SET EXERCISE >> Output every entry exactly as written, but omit the pictures.

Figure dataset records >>
+++
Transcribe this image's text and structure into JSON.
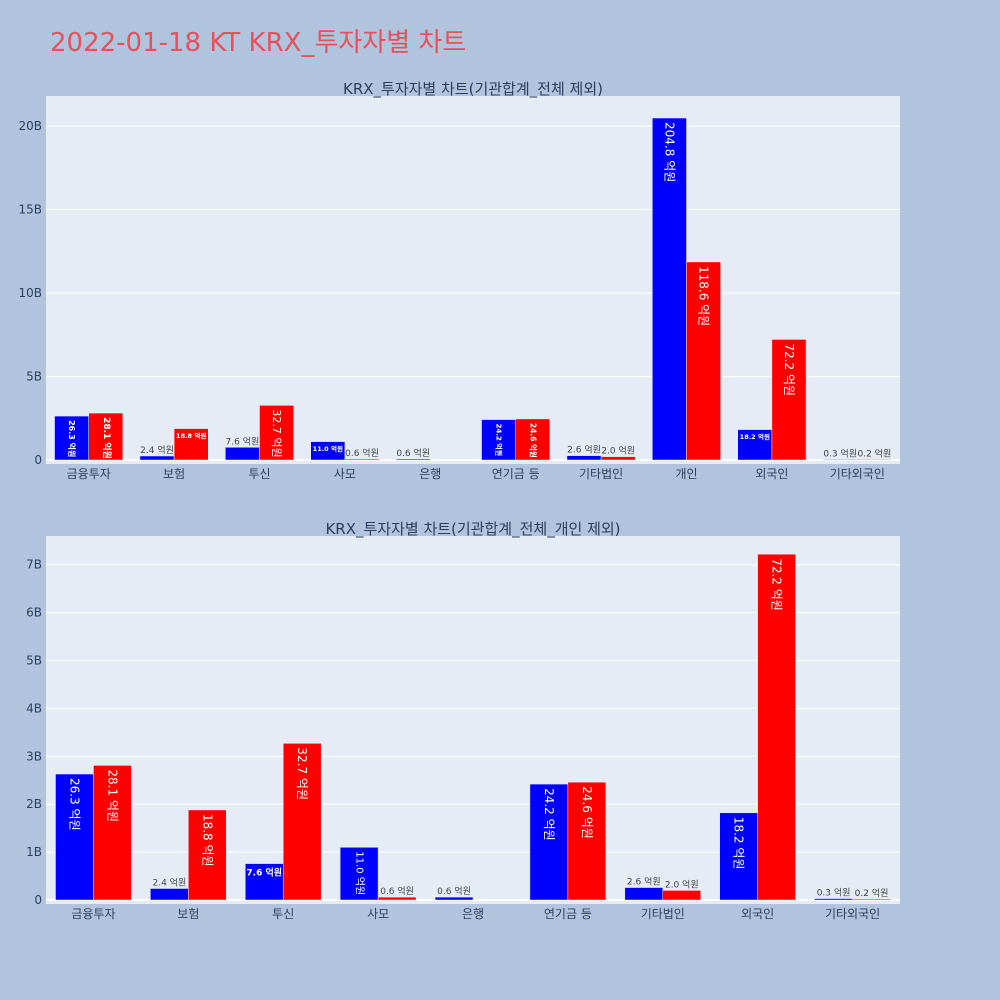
{
  "page": {
    "title": "2022-01-18 KT KRX_투자자별 차트",
    "background": "#b0c4de",
    "title_color": "#e8505b"
  },
  "chart_data": [
    {
      "type": "bar",
      "title": "KRX_투자자별 차트(기관합계_전체 제외)",
      "categories": [
        "금융투자",
        "보험",
        "투신",
        "사모",
        "은행",
        "연기금 등",
        "기타법인",
        "개인",
        "외국인",
        "기타외국인"
      ],
      "yticks": [
        0,
        5000000000,
        10000000000,
        15000000000,
        20000000000
      ],
      "ytick_labels": [
        "0",
        "5B",
        "10B",
        "15B",
        "20B"
      ],
      "ylim": [
        0,
        21800000000
      ],
      "grid": true,
      "legend": "none",
      "series": [
        {
          "color": "#0000ff",
          "values": [
            2630000000,
            240000000,
            760000000,
            1100000000,
            60000000,
            2420000000,
            260000000,
            20480000000,
            1820000000,
            30000000
          ],
          "labels": [
            "26.3 억원",
            "2.4 억원",
            "7.6 억원",
            "11.0 억원",
            "0.6 억원",
            "24.2 억원",
            "2.6 억원",
            "204.8 억원",
            "18.2 억원",
            "0.3 억원"
          ],
          "label_modes": [
            "in-v",
            "out",
            "out",
            "in-h",
            "out",
            "in-v",
            "out",
            "in-v",
            "in-h",
            "out"
          ],
          "label_sizes": [
            8,
            9,
            9,
            6.5,
            9,
            7,
            9,
            12,
            6.5,
            9
          ]
        },
        {
          "color": "#ff0000",
          "values": [
            2810000000,
            1880000000,
            3270000000,
            60000000,
            null,
            2460000000,
            200000000,
            11860000000,
            7220000000,
            20000000
          ],
          "labels": [
            "28.1 억원",
            "18.8 억원",
            "32.7 억원",
            "0.6 억원",
            "",
            "24.6 억원",
            "2.0 억원",
            "118.6 억원",
            "72.2 억원",
            "0.2 억원"
          ],
          "label_modes": [
            "in-v",
            "in-h",
            "in-v",
            "out",
            "none",
            "in-v",
            "out",
            "in-v",
            "in-v",
            "out"
          ],
          "label_sizes": [
            9,
            6.5,
            11,
            9,
            9,
            7.5,
            9,
            12,
            12,
            9
          ]
        }
      ]
    },
    {
      "type": "bar",
      "title": "KRX_투자자별 차트(기관합계_전체_개인 제외)",
      "categories": [
        "금융투자",
        "보험",
        "투신",
        "사모",
        "은행",
        "연기금 등",
        "기타법인",
        "외국인",
        "기타외국인"
      ],
      "yticks": [
        0,
        1000000000,
        2000000000,
        3000000000,
        4000000000,
        5000000000,
        6000000000,
        7000000000
      ],
      "ytick_labels": [
        "0",
        "1B",
        "2B",
        "3B",
        "4B",
        "5B",
        "6B",
        "7B"
      ],
      "ylim": [
        0,
        7600000000
      ],
      "grid": true,
      "legend": "none",
      "series": [
        {
          "color": "#0000ff",
          "values": [
            2630000000,
            240000000,
            760000000,
            1100000000,
            60000000,
            2420000000,
            260000000,
            1820000000,
            30000000
          ],
          "labels": [
            "26.3 억원",
            "2.4 억원",
            "7.6 억원",
            "11.0 억원",
            "0.6 억원",
            "24.2 억원",
            "2.6 억원",
            "18.2 억원",
            "0.3 억원"
          ],
          "label_modes": [
            "in-v",
            "out",
            "in-h",
            "in-v",
            "out",
            "in-v",
            "out",
            "in-v",
            "out"
          ],
          "label_sizes": [
            12,
            9,
            9,
            10,
            9,
            12,
            9,
            12,
            9
          ]
        },
        {
          "color": "#ff0000",
          "values": [
            2810000000,
            1880000000,
            3270000000,
            60000000,
            null,
            2460000000,
            200000000,
            7220000000,
            20000000
          ],
          "labels": [
            "28.1 억원",
            "18.8 억원",
            "32.7 억원",
            "0.6 억원",
            "",
            "24.6 억원",
            "2.0 억원",
            "72.2 억원",
            "0.2 억원"
          ],
          "label_modes": [
            "in-v",
            "in-v",
            "in-v",
            "out",
            "none",
            "in-v",
            "out",
            "in-v",
            "out"
          ],
          "label_sizes": [
            12,
            12,
            12,
            9,
            9,
            12,
            9,
            12,
            9
          ]
        }
      ]
    }
  ]
}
+++
RESPONSE >>
Transcribe this image's text and structure into JSON.
{
  "page": {
    "title": "2022-01-18 KT KRX_투자자별 차트",
    "background": "#b0c4de",
    "title_color": "#e8505b"
  },
  "chart_data": [
    {
      "type": "bar",
      "title": "KRX_투자자별 차트(기관합계_전체 제외)",
      "categories": [
        "금융투자",
        "보험",
        "투신",
        "사모",
        "은행",
        "연기금 등",
        "기타법인",
        "개인",
        "외국인",
        "기타외국인"
      ],
      "yticks": [
        0,
        5000000000,
        10000000000,
        15000000000,
        20000000000
      ],
      "ytick_labels": [
        "0",
        "5B",
        "10B",
        "15B",
        "20B"
      ],
      "ylim": [
        0,
        21800000000
      ],
      "grid": true,
      "legend": "none",
      "series": [
        {
          "color": "#0000ff",
          "values": [
            2630000000,
            240000000,
            760000000,
            1100000000,
            60000000,
            2420000000,
            260000000,
            20480000000,
            1820000000,
            30000000
          ],
          "labels": [
            "26.3 억원",
            "2.4 억원",
            "7.6 억원",
            "11.0 억원",
            "0.6 억원",
            "24.2 억원",
            "2.6 억원",
            "204.8 억원",
            "18.2 억원",
            "0.3 억원"
          ],
          "label_modes": [
            "in-v",
            "out",
            "out",
            "in-h",
            "out",
            "in-v",
            "out",
            "in-v",
            "in-h",
            "out"
          ],
          "label_sizes": [
            8,
            9,
            9,
            6.5,
            9,
            7,
            9,
            12,
            6.5,
            9
          ]
        },
        {
          "color": "#ff0000",
          "values": [
            2810000000,
            1880000000,
            3270000000,
            60000000,
            null,
            2460000000,
            200000000,
            11860000000,
            7220000000,
            20000000
          ],
          "labels": [
            "28.1 억원",
            "18.8 억원",
            "32.7 억원",
            "0.6 억원",
            "",
            "24.6 억원",
            "2.0 억원",
            "118.6 억원",
            "72.2 억원",
            "0.2 억원"
          ],
          "label_modes": [
            "in-v",
            "in-h",
            "in-v",
            "out",
            "none",
            "in-v",
            "out",
            "in-v",
            "in-v",
            "out"
          ],
          "label_sizes": [
            9,
            6.5,
            11,
            9,
            9,
            7.5,
            9,
            12,
            12,
            9
          ]
        }
      ]
    },
    {
      "type": "bar",
      "title": "KRX_투자자별 차트(기관합계_전체_개인 제외)",
      "categories": [
        "금융투자",
        "보험",
        "투신",
        "사모",
        "은행",
        "연기금 등",
        "기타법인",
        "외국인",
        "기타외국인"
      ],
      "yticks": [
        0,
        1000000000,
        2000000000,
        3000000000,
        4000000000,
        5000000000,
        6000000000,
        7000000000
      ],
      "ytick_labels": [
        "0",
        "1B",
        "2B",
        "3B",
        "4B",
        "5B",
        "6B",
        "7B"
      ],
      "ylim": [
        0,
        7600000000
      ],
      "grid": true,
      "legend": "none",
      "series": [
        {
          "color": "#0000ff",
          "values": [
            2630000000,
            240000000,
            760000000,
            1100000000,
            60000000,
            2420000000,
            260000000,
            1820000000,
            30000000
          ],
          "labels": [
            "26.3 억원",
            "2.4 억원",
            "7.6 억원",
            "11.0 억원",
            "0.6 억원",
            "24.2 억원",
            "2.6 억원",
            "18.2 억원",
            "0.3 억원"
          ],
          "label_modes": [
            "in-v",
            "out",
            "in-h",
            "in-v",
            "out",
            "in-v",
            "out",
            "in-v",
            "out"
          ],
          "label_sizes": [
            12,
            9,
            9,
            10,
            9,
            12,
            9,
            12,
            9
          ]
        },
        {
          "color": "#ff0000",
          "values": [
            2810000000,
            1880000000,
            3270000000,
            60000000,
            null,
            2460000000,
            200000000,
            7220000000,
            20000000
          ],
          "labels": [
            "28.1 억원",
            "18.8 억원",
            "32.7 억원",
            "0.6 억원",
            "",
            "24.6 억원",
            "2.0 억원",
            "72.2 억원",
            "0.2 억원"
          ],
          "label_modes": [
            "in-v",
            "in-v",
            "in-v",
            "out",
            "none",
            "in-v",
            "out",
            "in-v",
            "out"
          ],
          "label_sizes": [
            12,
            12,
            12,
            9,
            9,
            12,
            9,
            12,
            9
          ]
        }
      ]
    }
  ]
}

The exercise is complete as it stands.